*Objective:* Every record here should be printed again exactly.

*Records:*
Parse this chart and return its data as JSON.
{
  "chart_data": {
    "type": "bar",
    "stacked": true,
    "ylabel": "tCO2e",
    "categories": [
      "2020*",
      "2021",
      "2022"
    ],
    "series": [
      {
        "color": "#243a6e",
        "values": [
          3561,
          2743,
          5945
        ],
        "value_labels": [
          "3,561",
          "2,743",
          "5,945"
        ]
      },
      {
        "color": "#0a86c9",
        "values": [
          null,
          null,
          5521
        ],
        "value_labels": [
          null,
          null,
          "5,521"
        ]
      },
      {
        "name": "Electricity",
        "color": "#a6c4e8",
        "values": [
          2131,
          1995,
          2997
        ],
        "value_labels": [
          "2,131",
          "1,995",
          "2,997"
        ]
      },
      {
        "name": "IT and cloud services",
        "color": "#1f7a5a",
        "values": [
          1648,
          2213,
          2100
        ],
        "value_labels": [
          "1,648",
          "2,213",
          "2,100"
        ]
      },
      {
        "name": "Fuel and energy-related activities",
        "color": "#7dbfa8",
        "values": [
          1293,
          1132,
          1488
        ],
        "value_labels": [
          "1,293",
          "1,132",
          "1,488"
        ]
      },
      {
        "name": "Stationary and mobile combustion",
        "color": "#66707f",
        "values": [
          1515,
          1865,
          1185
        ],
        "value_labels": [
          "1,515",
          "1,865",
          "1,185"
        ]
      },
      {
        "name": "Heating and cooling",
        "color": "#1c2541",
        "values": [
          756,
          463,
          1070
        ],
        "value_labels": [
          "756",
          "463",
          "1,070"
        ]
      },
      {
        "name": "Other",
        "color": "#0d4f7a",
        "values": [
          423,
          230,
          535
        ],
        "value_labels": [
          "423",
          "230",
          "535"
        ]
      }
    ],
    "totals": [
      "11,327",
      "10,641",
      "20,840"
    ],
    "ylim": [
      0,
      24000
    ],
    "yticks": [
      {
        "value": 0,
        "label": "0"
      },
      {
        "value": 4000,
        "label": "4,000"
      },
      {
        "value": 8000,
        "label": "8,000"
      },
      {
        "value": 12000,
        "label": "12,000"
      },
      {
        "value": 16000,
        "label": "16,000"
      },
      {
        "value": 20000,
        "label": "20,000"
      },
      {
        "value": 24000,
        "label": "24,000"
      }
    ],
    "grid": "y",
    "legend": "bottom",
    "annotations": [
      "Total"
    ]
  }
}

*Solution to the problem:*
Parse this chart and return its data as JSON.
{
  "chart_data": {
    "type": "bar",
    "stacked": true,
    "ylabel": "tCO2e",
    "categories": [
      "2020*",
      "2021",
      "2022"
    ],
    "series": [
      {
        "color": "#243a6e",
        "values": [
          3561,
          2743,
          5945
        ],
        "value_labels": [
          "3,561",
          "2,743",
          "5,945"
        ]
      },
      {
        "color": "#0a86c9",
        "values": [
          null,
          null,
          5521
        ],
        "value_labels": [
          null,
          null,
          "5,521"
        ]
      },
      {
        "name": "Electricity",
        "color": "#a6c4e8",
        "values": [
          2131,
          1995,
          2997
        ],
        "value_labels": [
          "2,131",
          "1,995",
          "2,997"
        ]
      },
      {
        "name": "IT and cloud services",
        "color": "#1f7a5a",
        "values": [
          1648,
          2213,
          2100
        ],
        "value_labels": [
          "1,648",
          "2,213",
          "2,100"
        ]
      },
      {
        "name": "Fuel and energy-related activities",
        "color": "#7dbfa8",
        "values": [
          1293,
          1132,
          1488
        ],
        "value_labels": [
          "1,293",
          "1,132",
          "1,488"
        ]
      },
      {
        "name": "Stationary and mobile combustion",
        "color": "#66707f",
        "values": [
          1515,
          1865,
          1185
        ],
        "value_labels": [
          "1,515",
          "1,865",
          "1,185"
        ]
      },
      {
        "name": "Heating and cooling",
        "color": "#1c2541",
        "values": [
          756,
          463,
          1070
        ],
        "value_labels": [
          "756",
          "463",
          "1,070"
        ]
      },
      {
        "name": "Other",
        "color": "#0d4f7a",
        "values": [
          423,
          230,
          535
        ],
        "value_labels": [
          "423",
          "230",
          "535"
        ]
      }
    ],
    "totals": [
      "11,327",
      "10,641",
      "20,840"
    ],
    "ylim": [
      0,
      24000
    ],
    "yticks": [
      {
        "value": 0,
        "label": "0"
      },
      {
        "value": 4000,
        "label": "4,000"
      },
      {
        "value": 8000,
        "label": "8,000"
      },
      {
        "value": 12000,
        "label": "12,000"
      },
      {
        "value": 16000,
        "label": "16,000"
      },
      {
        "value": 20000,
        "label": "20,000"
      },
      {
        "value": 24000,
        "label": "24,000"
      }
    ],
    "grid": "y",
    "legend": "bottom",
    "annotations": [
      "Total"
    ]
  }
}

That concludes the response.